• Available data:

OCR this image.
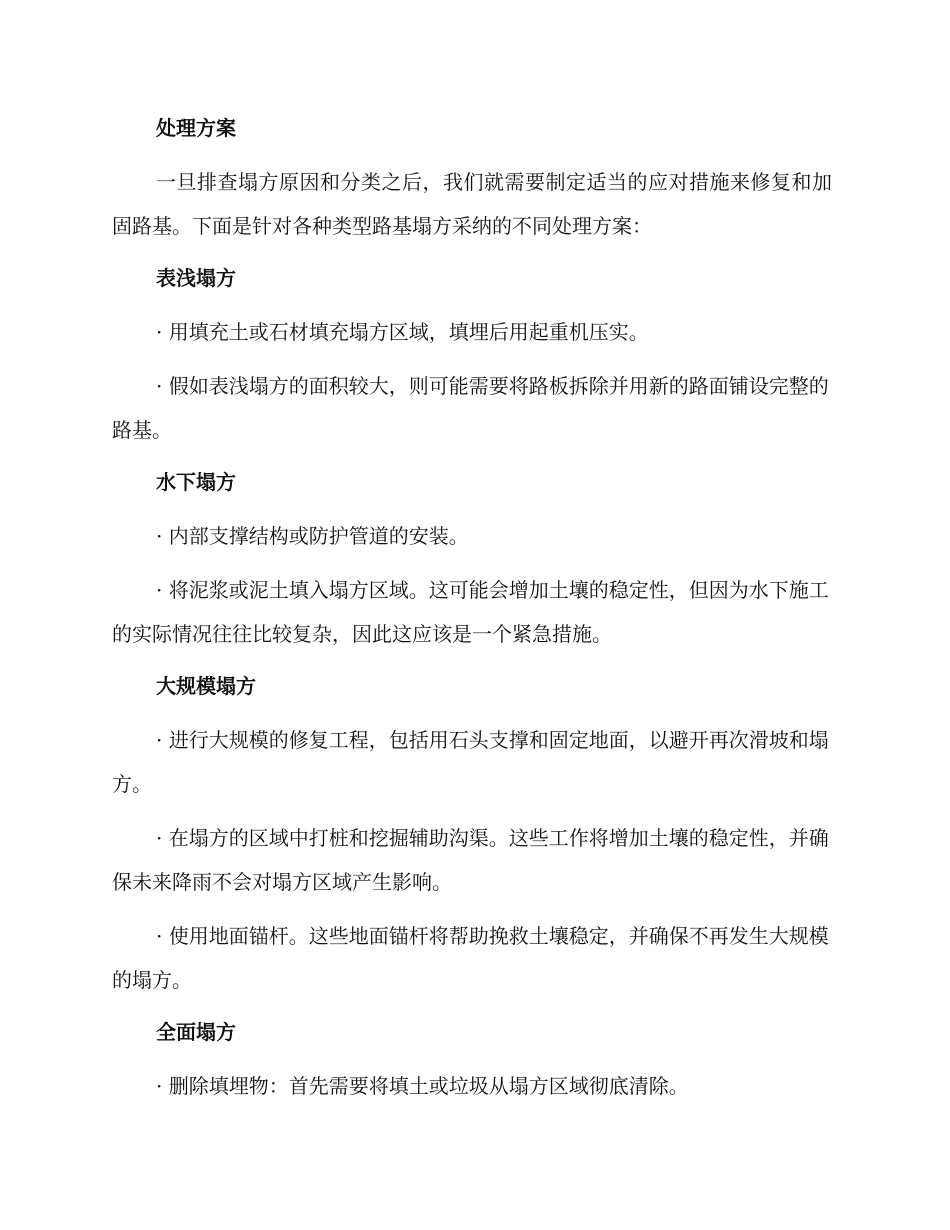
处理方案
一旦排查塌方原因和分类之后，我们就需要制定适当的应对措施来修复和加固路基。下面是针对各种类型路基塌方采纳的不同处理方案：
表浅塌方
· 用填充土或石材填充塌方区域，填埋后用起重机压实。
· 假如表浅塌方的面积较大，则可能需要将路板拆除并用新的路面铺设完整的路基。
水下塌方
· 内部支撑结构或防护管道的安装。
· 将泥浆或泥土填入塌方区域。这可能会增加土壤的稳定性，但因为水下施工的实际情况往往比较复杂，因此这应该是一个紧急措施。
大规模塌方
· 进行大规模的修复工程，包括用石头支撑和固定地面，以避开再次滑坡和塌方。
· 在塌方的区域中打桩和挖掘辅助沟渠。这些工作将增加土壤的稳定性，并确保未来降雨不会对塌方区域产生影响。
· 使用地面锚杆。这些地面锚杆将帮助挽救土壤稳定，并确保不再发生大规模的塌方。
全面塌方
· 删除填埋物：首先需要将填土或垃圾从塌方区域彻底清除。
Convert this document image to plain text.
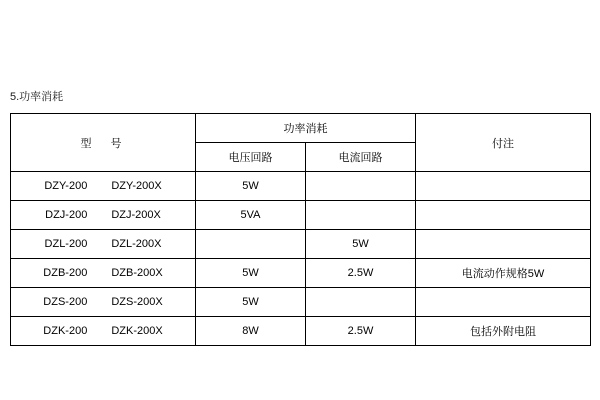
5.功率消耗
型　号	功率消耗		付注
	电压回路	电流回路	

DZY-200 DZY-200X	5W		

DZJ-200 DZJ-200X	5VA		

DZL-200 DZL-200X		5W	

DZB-200 DZB-200X	5W	2.5W	电流动作规格5W

DZS-200 DZS-200X	5W		

DZK-200 DZK-200X	8W	2.5W	包括外附电阻
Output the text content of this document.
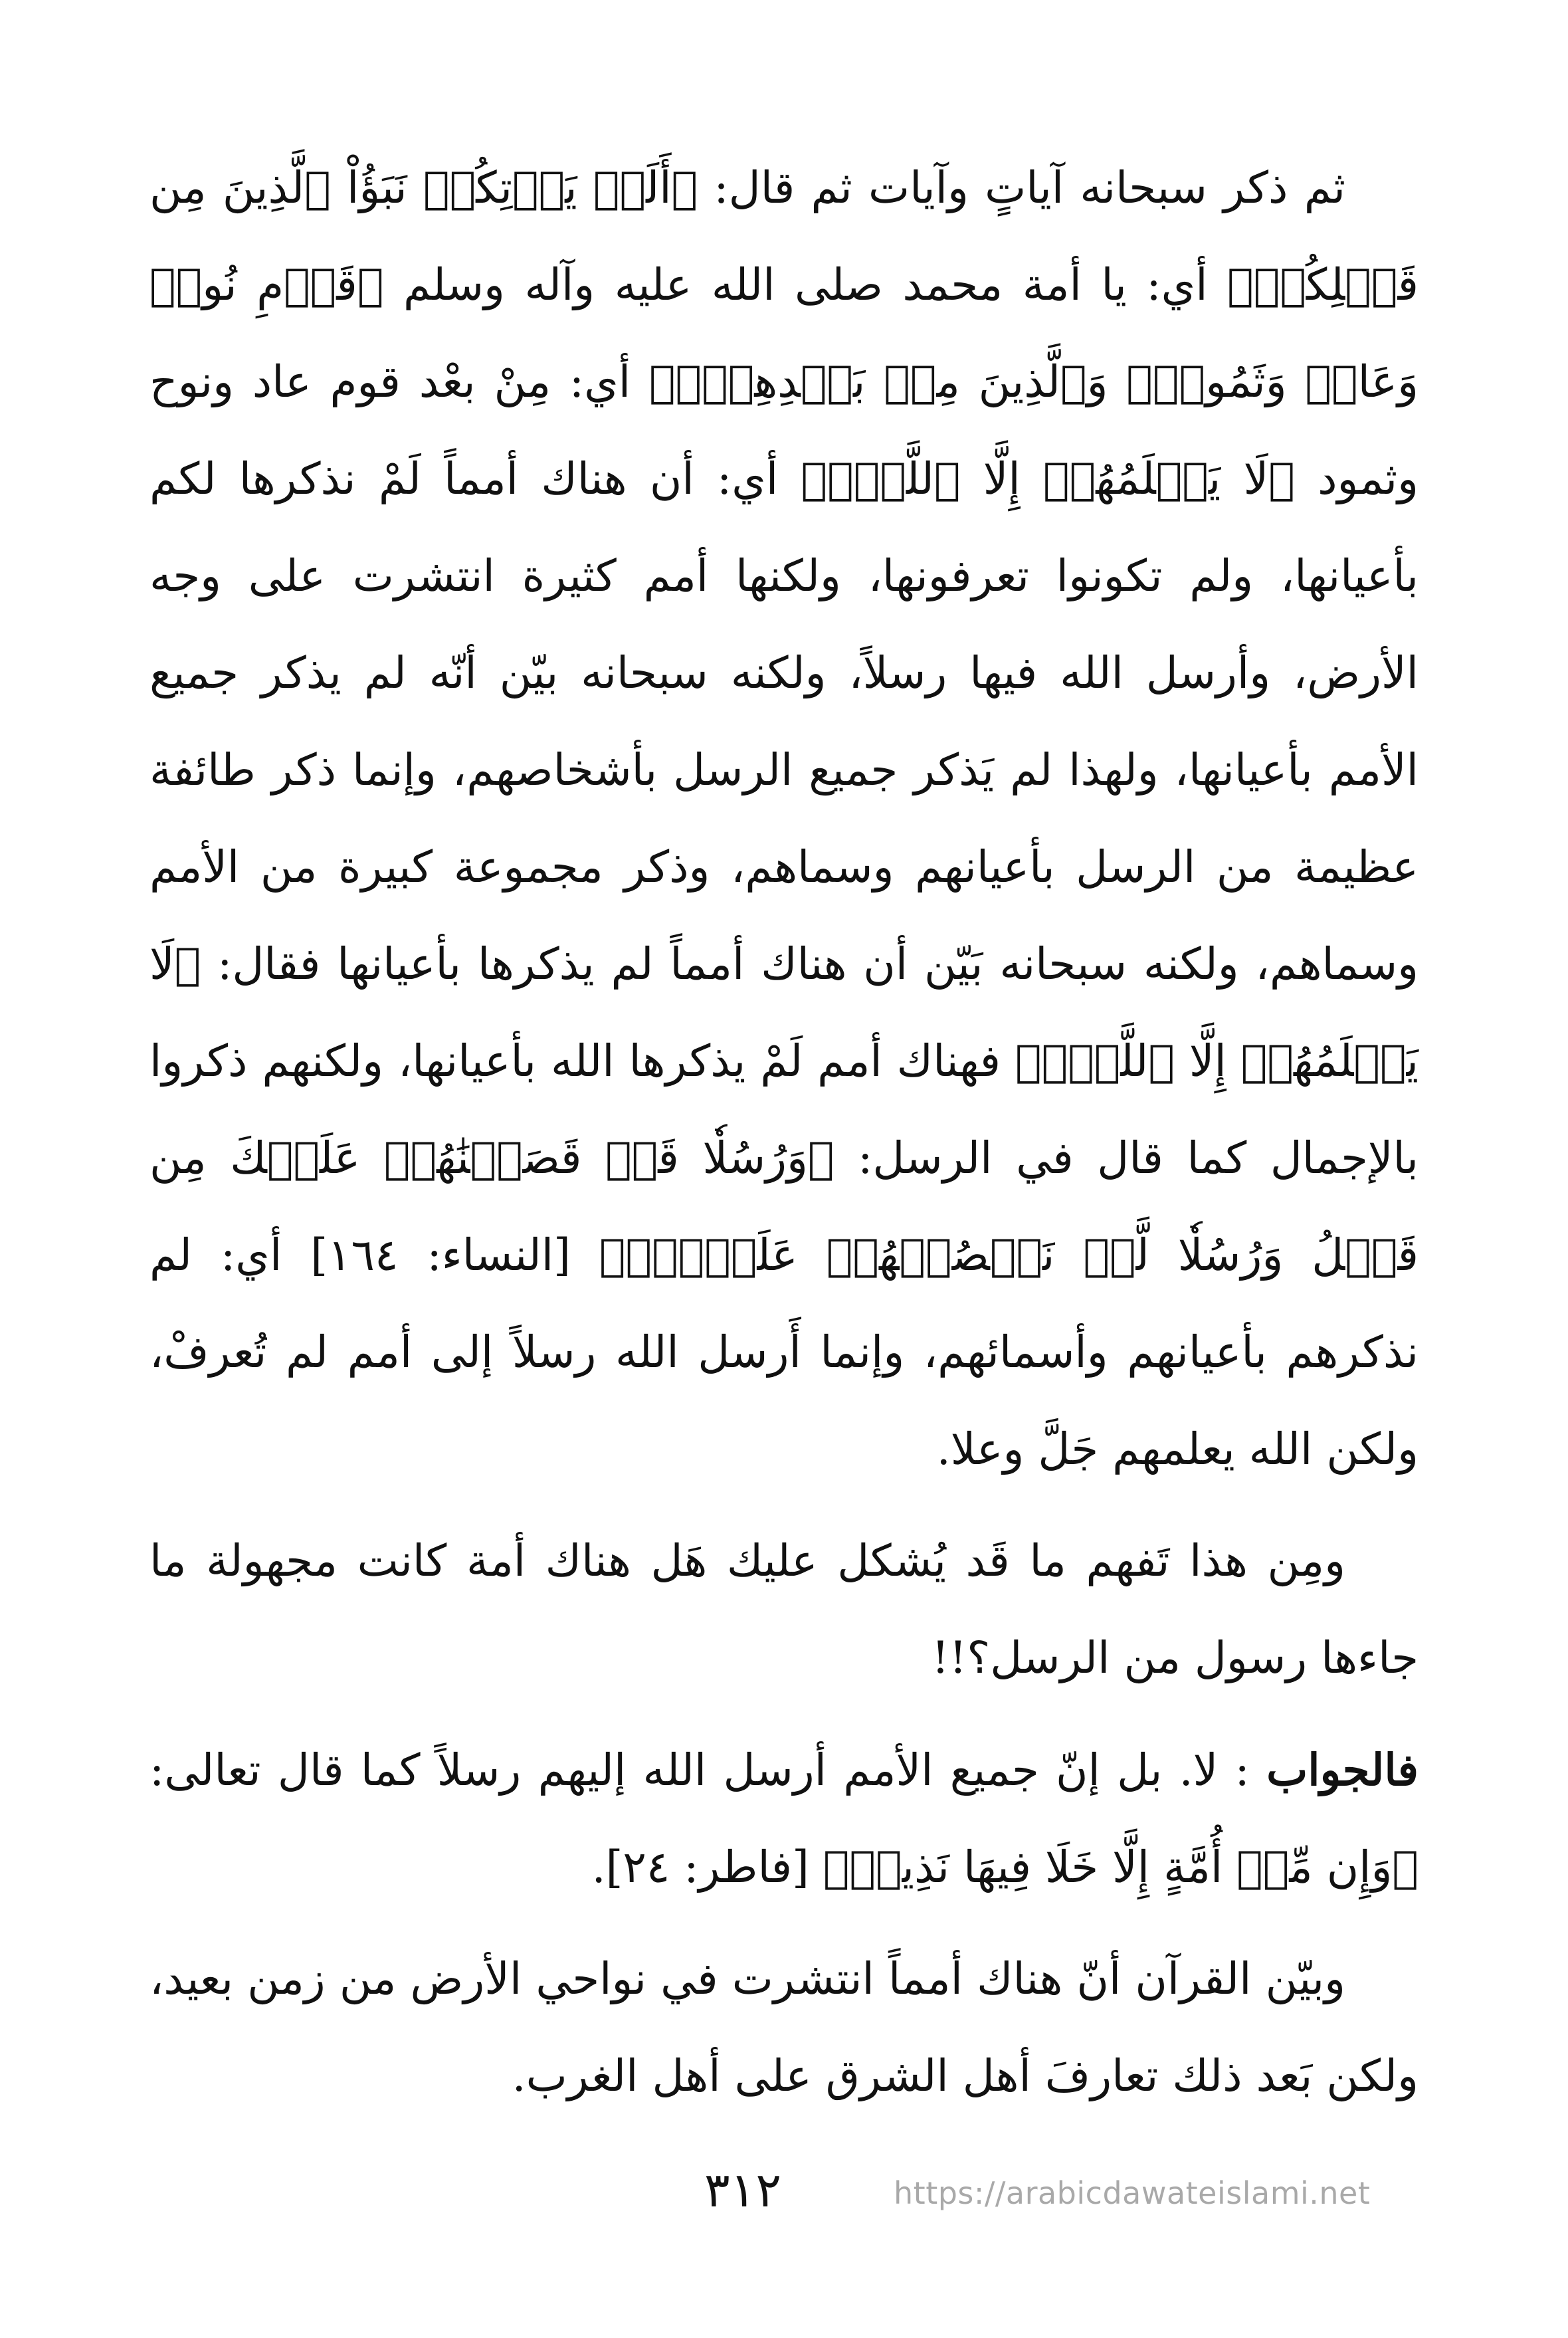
ثم ذكر سبحانه آياتٍ وآيات ثم قال: ﴿أَلَمۡ يَأۡتِكُمۡ نَبَؤُاْ ٱلَّذِينَ مِن قَبۡلِكُمۡ﴾ أي: يا أمة محمد صلى الله عليه وآله وسلم ﴿قَوۡمِ نُوحٖ وَعَادٖ وَثَمُودَۛ وَٱلَّذِينَ مِنۢ بَعۡدِهِمۡۛ﴾ أي: مِنْ بعْد قوم عاد ونوح وثمود ﴿لَا يَعۡلَمُهُمۡ إِلَّا ٱللَّهُۚ﴾ أي: أن هناك أمماً لَمْ نذكرها لكم بأعيانها، ولم تكونوا تعرفونها، ولكنها أمم كثيرة انتشرت على وجه الأرض، وأرسل الله فيها رسلاً، ولكنه سبحانه بيّن أنّه لم يذكر جميع الأمم بأعيانها، ولهذا لم يَذكر جميع الرسل بأشخاصهم، وإنما ذكر طائفة عظيمة من الرسل بأعيانهم وسماهم، وذكر مجموعة كبيرة من الأمم وسماهم، ولكنه سبحانه بَيّن أن هناك أمماً لم يذكرها بأعيانها فقال: ﴿لَا يَعۡلَمُهُمۡ إِلَّا ٱللَّهُۚ﴾ فهناك أمم لَمْ يذكرها الله بأعيانها، ولكنهم ذكروا بالإجمال كما قال في الرسل: ﴿وَرُسُلٗا قَدۡ قَصَصۡنَٰهُمۡ عَلَيۡكَ مِن قَبۡلُ وَرُسُلٗا لَّمۡ نَقۡصُصۡهُمۡ عَلَيۡكَۚ﴾ [النساء: ١٦٤] أي: لم نذكرهم بأعيانهم وأسمائهم، وإنما أَرسل الله رسلاً إلى أمم لم تُعرفْ، ولكن الله يعلمهم جَلَّ وعلا.

ومِن هذا تَفهم ما قَد يُشكل عليك هَل هناك أمة كانت مجهولة ما جاءها رسول من الرسل؟!!

فالجواب : لا. بل إنّ جميع الأمم أرسل الله إليهم رسلاً كما قال تعالى: ﴿وَإِن مِّنۡ أُمَّةٍ إِلَّا خَلَا فِيهَا نَذِيرٞ﴾ [فاطر: ٢٤].

وبيّن القرآن أنّ هناك أمماً انتشرت في نواحي الأرض من زمن بعيد، ولكن بَعد ذلك تعارفَ أهل الشرق على أهل الغرب.

٣١٢	https://arabicdawateislami.net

• Task details:
Repeat the records above exactly, leaving out the pictures.

• Solution for this problem:
OCR this image.
处理方案
一旦排查塌方原因和分类之后，我们就需要制定适当的应对措施来修复和加固路基。下面是针对各种类型路基塌方采纳的不同处理方案：
表浅塌方
· 用填充土或石材填充塌方区域，填埋后用起重机压实。
· 假如表浅塌方的面积较大，则可能需要将路板拆除并用新的路面铺设完整的路基。
水下塌方
· 内部支撑结构或防护管道的安装。
· 将泥浆或泥土填入塌方区域。这可能会增加土壤的稳定性，但因为水下施工的实际情况往往比较复杂，因此这应该是一个紧急措施。
大规模塌方
· 进行大规模的修复工程，包括用石头支撑和固定地面，以避开再次滑坡和塌方。
· 在塌方的区域中打桩和挖掘辅助沟渠。这些工作将增加土壤的稳定性，并确保未来降雨不会对塌方区域产生影响。
· 使用地面锚杆。这些地面锚杆将帮助挽救土壤稳定，并确保不再发生大规模的塌方。
全面塌方
· 删除填埋物：首先需要将填土或垃圾从塌方区域彻底清除。
Convert this document image to plain text.
5.功率消耗
型　号	功率消耗		付注
	电压回路	电流回路	

DZY-200 DZY-200X	5W		

DZJ-200 DZJ-200X	5VA		

DZL-200 DZL-200X		5W	

DZB-200 DZB-200X	5W	2.5W	电流动作规格5W

DZS-200 DZS-200X	5W		

DZK-200 DZK-200X	8W	2.5W	包括外附电阻
Output the text content of this document.
ثم ذكر سبحانه آياتٍ وآيات ثم قال: ﴿أَلَمۡ يَأۡتِكُمۡ نَبَؤُاْ ٱلَّذِينَ مِن قَبۡلِكُمۡ﴾ أي: يا أمة محمد صلى الله عليه وآله وسلم ﴿قَوۡمِ نُوحٖ وَعَادٖ وَثَمُودَۛ وَٱلَّذِينَ مِنۢ بَعۡدِهِمۡۛ﴾ أي: مِنْ بعْد قوم عاد ونوح وثمود ﴿لَا يَعۡلَمُهُمۡ إِلَّا ٱللَّهُۚ﴾ أي: أن هناك أمماً لَمْ نذكرها لكم بأعيانها، ولم تكونوا تعرفونها، ولكنها أمم كثيرة انتشرت على وجه الأرض، وأرسل الله فيها رسلاً، ولكنه سبحانه بيّن أنّه لم يذكر جميع الأمم بأعيانها، ولهذا لم يَذكر جميع الرسل بأشخاصهم، وإنما ذكر طائفة عظيمة من الرسل بأعيانهم وسماهم، وذكر مجموعة كبيرة من الأمم وسماهم، ولكنه سبحانه بَيّن أن هناك أمماً لم يذكرها بأعيانها فقال: ﴿لَا يَعۡلَمُهُمۡ إِلَّا ٱللَّهُۚ﴾ فهناك أمم لَمْ يذكرها الله بأعيانها، ولكنهم ذكروا بالإجمال كما قال في الرسل: ﴿وَرُسُلٗا قَدۡ قَصَصۡنَٰهُمۡ عَلَيۡكَ مِن قَبۡلُ وَرُسُلٗا لَّمۡ نَقۡصُصۡهُمۡ عَلَيۡكَۚ﴾ [النساء: ١٦٤] أي: لم نذكرهم بأعيانهم وأسمائهم، وإنما أَرسل الله رسلاً إلى أمم لم تُعرفْ، ولكن الله يعلمهم جَلَّ وعلا.

ومِن هذا تَفهم ما قَد يُشكل عليك هَل هناك أمة كانت مجهولة ما جاءها رسول من الرسل؟!!

فالجواب : لا. بل إنّ جميع الأمم أرسل الله إليهم رسلاً كما قال تعالى: ﴿وَإِن مِّنۡ أُمَّةٍ إِلَّا خَلَا فِيهَا نَذِيرٞ﴾ [فاطر: ٢٤].

وبيّن القرآن أنّ هناك أمماً انتشرت في نواحي الأرض من زمن بعيد، ولكن بَعد ذلك تعارفَ أهل الشرق على أهل الغرب.

٣١٢	https://arabicdawateislami.net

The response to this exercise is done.